Document segment =>
+-------+
Danielle's Story

childcare flexible work story Apr 28, 2024

Summary

Danielle is grateful for her employer’s flexibility. But in reality, it seems like both a blessing and a curse.

She’s doing her best for her kids, for her employer, and her clients, but it is proving incredibly stressful. Yet there’s no easy solution for Danielle and having worked so hard to get to where she is now, giving up her manager position seems confusing and disappointing.

The things she says would help her are:

  • Better boundaries
  • Being prepared for the unpredictable nature of working parenthood
  • Tweaking her work structure to incorporate longer and shorter days
  • Accessible, affordable childcare
  • Ongoing support for all working parents to have honest conversations

Read Danielle's full story below to see the choices she’s contemplating as a working parent.

 

Danielle's Story

My employer is very flexible. I’ve been with the company a long time and work at a senior level, which means I can manage my diary and be flexible around what I need. It’s great. It’s a tick for the employer.

However, flexibility does have consequences.

I don’t think I perform to the level I should be. I’m definitely more distracted because of home working life.
+-------+
Dataset excerpt
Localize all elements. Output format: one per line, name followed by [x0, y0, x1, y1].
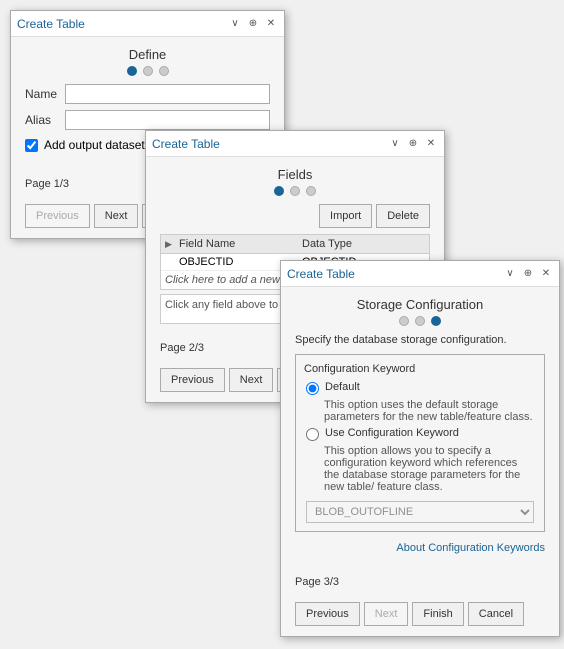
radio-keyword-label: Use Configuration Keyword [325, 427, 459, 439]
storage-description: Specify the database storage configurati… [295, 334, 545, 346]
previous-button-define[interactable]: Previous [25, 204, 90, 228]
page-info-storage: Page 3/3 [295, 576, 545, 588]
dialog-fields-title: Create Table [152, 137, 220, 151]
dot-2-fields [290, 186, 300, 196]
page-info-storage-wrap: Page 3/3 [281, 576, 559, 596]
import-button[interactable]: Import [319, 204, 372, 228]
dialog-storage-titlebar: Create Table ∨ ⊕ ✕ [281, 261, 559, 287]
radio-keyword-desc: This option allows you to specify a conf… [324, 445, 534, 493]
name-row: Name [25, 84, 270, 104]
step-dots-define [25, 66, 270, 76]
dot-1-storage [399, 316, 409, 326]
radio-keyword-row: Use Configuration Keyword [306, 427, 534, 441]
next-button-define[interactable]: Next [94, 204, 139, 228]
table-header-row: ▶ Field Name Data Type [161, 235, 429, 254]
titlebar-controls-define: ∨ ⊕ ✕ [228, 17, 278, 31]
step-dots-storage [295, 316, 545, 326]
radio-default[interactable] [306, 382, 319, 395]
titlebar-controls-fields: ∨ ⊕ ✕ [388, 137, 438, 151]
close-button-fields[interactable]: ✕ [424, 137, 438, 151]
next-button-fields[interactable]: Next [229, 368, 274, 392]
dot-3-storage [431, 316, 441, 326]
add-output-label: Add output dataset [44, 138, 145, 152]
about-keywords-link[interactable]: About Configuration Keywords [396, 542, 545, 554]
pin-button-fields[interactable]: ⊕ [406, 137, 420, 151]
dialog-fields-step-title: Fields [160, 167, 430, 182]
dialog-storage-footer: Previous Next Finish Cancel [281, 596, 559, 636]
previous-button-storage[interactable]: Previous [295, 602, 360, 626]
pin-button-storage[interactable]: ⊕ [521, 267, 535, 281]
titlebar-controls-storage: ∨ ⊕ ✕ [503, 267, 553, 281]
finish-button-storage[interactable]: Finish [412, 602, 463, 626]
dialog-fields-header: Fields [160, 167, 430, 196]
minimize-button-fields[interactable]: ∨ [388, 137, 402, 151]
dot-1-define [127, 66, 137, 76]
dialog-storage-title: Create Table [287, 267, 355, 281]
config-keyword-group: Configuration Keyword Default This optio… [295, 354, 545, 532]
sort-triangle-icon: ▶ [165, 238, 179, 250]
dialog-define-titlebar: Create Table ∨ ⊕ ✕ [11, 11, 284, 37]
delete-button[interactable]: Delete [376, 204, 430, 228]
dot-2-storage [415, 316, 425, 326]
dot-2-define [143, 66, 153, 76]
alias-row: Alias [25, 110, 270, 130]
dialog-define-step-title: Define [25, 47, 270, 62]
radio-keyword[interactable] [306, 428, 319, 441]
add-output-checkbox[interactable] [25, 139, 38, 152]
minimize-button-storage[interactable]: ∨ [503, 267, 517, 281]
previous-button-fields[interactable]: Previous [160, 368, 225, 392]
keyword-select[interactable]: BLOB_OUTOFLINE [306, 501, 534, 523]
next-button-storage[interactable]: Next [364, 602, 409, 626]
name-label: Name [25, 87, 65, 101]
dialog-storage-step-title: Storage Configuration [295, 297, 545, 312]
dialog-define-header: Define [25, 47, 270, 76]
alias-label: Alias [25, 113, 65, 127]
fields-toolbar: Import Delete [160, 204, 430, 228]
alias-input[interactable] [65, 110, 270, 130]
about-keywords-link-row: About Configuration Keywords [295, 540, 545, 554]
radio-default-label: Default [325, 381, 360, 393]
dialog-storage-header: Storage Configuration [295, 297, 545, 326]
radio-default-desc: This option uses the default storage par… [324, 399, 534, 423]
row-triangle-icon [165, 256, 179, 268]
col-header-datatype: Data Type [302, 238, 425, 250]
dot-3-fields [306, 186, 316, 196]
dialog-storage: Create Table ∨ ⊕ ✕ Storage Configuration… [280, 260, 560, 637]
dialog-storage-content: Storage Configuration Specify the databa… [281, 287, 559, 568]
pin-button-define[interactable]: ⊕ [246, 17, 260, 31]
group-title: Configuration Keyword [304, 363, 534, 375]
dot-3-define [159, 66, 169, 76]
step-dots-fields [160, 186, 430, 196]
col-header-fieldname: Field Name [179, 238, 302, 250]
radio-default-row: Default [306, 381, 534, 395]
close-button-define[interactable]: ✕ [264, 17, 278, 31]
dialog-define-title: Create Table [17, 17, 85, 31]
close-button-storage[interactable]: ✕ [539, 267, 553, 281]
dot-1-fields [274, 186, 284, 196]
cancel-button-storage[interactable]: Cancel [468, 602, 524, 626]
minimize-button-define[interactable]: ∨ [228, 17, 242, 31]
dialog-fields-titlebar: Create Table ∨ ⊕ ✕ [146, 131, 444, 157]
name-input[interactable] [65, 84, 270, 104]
+-------+
Aim 1 => According to the story, why does Danielle find the idea of giving up her manager position confusing and disappointing? Answer in one to three sentences.
Aim 2 => Rewrite the passage of the story starting with "Danielle is grateful for" and going on through "a working parent.", changing "stressful" to "exhausting".
The dataset excerpt plays no part in the work that follows.

Correct output 1 => She has worked so hard to get to where she is now. Giving up the manager position would mean stepping back from that achievement.

Correct output 2 =>
Danielle is grateful for her employer’s flexibility. But in reality, it seems like both a blessing and a curse.

She’s doing her best for her kids, for her employer, and her clients, but it is proving incredibly exhausting. Yet there’s no easy solution for Danielle and having worked so hard to get to where she is now, giving up her manager position seems confusing and disappointing.

The things she says would help her are:

  • Better boundaries
  • Being prepared for the unpredictable nature of working parenthood
  • Tweaking her work structure to incorporate longer and shorter days
  • Accessible, affordable childcare
  • Ongoing support for all working parents to have honest conversations

Read Danielle's full story below to see the choices she’s contemplating as a working parent.